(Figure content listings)
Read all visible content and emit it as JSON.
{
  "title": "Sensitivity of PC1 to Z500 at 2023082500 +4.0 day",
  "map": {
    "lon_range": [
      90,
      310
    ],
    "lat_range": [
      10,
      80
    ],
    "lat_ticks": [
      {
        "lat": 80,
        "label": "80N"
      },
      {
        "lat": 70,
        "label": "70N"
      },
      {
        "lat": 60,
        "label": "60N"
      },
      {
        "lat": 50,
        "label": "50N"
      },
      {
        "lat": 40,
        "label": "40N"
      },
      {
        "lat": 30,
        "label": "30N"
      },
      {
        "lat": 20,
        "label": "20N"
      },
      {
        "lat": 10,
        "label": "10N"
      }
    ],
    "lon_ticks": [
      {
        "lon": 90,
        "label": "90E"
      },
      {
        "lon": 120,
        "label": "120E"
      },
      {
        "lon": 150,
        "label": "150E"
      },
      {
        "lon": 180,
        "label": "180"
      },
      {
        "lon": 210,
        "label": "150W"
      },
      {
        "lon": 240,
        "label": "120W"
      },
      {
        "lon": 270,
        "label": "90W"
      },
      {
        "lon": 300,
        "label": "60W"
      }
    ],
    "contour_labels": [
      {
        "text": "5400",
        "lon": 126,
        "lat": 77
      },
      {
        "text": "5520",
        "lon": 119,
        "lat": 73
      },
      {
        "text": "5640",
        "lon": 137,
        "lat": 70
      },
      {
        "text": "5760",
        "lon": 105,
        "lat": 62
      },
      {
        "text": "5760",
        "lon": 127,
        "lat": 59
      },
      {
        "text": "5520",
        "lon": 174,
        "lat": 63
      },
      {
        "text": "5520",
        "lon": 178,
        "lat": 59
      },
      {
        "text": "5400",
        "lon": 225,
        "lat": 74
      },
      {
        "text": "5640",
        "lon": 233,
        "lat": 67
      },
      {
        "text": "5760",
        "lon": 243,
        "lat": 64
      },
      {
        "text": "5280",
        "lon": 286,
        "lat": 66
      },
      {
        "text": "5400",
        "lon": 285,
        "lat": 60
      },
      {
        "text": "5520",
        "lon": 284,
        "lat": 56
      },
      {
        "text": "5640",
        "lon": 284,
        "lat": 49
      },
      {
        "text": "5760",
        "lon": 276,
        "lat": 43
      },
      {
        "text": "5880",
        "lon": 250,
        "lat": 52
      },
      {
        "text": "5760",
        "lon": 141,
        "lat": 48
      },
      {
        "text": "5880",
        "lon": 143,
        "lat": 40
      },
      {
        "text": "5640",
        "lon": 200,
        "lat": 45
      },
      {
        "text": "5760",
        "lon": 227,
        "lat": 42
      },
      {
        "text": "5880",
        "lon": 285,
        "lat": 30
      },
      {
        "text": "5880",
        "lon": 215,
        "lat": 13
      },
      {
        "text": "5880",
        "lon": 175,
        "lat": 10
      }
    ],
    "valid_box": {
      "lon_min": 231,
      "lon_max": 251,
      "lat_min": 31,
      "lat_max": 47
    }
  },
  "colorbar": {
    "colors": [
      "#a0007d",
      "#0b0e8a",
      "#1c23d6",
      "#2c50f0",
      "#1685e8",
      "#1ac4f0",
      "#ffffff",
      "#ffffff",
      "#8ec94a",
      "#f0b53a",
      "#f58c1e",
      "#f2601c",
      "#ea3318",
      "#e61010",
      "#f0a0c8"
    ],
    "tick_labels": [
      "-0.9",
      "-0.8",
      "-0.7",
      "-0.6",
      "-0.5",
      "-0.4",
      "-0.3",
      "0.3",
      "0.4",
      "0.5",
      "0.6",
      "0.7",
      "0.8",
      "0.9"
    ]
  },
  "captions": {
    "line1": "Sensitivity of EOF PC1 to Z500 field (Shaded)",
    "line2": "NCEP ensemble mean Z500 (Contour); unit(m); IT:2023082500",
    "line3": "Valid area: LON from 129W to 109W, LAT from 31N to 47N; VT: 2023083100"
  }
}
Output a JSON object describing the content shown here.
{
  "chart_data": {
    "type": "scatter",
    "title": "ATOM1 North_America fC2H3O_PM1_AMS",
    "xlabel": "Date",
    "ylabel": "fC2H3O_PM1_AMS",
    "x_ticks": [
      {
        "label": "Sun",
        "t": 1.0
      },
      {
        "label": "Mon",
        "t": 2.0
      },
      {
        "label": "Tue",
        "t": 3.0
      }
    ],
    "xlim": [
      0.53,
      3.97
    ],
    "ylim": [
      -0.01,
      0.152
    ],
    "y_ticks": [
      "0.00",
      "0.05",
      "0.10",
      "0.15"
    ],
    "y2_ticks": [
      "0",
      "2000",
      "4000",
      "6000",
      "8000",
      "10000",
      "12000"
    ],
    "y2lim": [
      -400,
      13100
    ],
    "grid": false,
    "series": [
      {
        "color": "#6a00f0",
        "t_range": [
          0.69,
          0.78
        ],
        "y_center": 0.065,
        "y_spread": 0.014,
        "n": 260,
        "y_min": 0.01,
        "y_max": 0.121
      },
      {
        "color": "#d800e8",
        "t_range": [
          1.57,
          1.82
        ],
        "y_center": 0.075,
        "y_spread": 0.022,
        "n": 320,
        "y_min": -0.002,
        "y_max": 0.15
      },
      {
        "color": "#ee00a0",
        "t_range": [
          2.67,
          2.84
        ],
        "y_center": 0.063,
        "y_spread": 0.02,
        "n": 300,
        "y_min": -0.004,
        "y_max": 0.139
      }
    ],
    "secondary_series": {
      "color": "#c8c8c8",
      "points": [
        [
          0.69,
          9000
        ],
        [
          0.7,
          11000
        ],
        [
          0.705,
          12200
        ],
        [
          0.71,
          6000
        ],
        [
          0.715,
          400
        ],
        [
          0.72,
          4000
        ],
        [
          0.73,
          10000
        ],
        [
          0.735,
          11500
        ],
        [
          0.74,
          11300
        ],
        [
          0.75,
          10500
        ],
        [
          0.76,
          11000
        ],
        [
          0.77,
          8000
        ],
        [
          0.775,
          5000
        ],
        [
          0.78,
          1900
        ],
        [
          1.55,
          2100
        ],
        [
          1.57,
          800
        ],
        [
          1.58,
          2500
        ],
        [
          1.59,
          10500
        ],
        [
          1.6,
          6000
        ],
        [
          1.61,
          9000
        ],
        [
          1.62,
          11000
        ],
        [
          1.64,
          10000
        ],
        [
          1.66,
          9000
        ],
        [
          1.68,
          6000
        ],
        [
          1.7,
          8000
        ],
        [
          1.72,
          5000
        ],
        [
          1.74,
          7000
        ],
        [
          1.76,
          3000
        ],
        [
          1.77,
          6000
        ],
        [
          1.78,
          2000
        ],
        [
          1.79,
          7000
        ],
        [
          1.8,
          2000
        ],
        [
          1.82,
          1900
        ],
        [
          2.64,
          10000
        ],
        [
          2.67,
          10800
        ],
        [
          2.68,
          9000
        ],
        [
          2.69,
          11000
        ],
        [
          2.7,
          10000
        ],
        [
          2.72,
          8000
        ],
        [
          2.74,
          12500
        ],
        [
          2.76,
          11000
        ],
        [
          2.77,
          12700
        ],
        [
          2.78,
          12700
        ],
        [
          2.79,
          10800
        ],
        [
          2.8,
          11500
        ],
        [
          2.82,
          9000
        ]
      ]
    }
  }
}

= EXERCISE DETAILS =
Out of the records, collect only those lines that contain the string "JSON".

= REPLY =
Read all visible content and emit it as JSON.
Output a JSON object describing the content shown here.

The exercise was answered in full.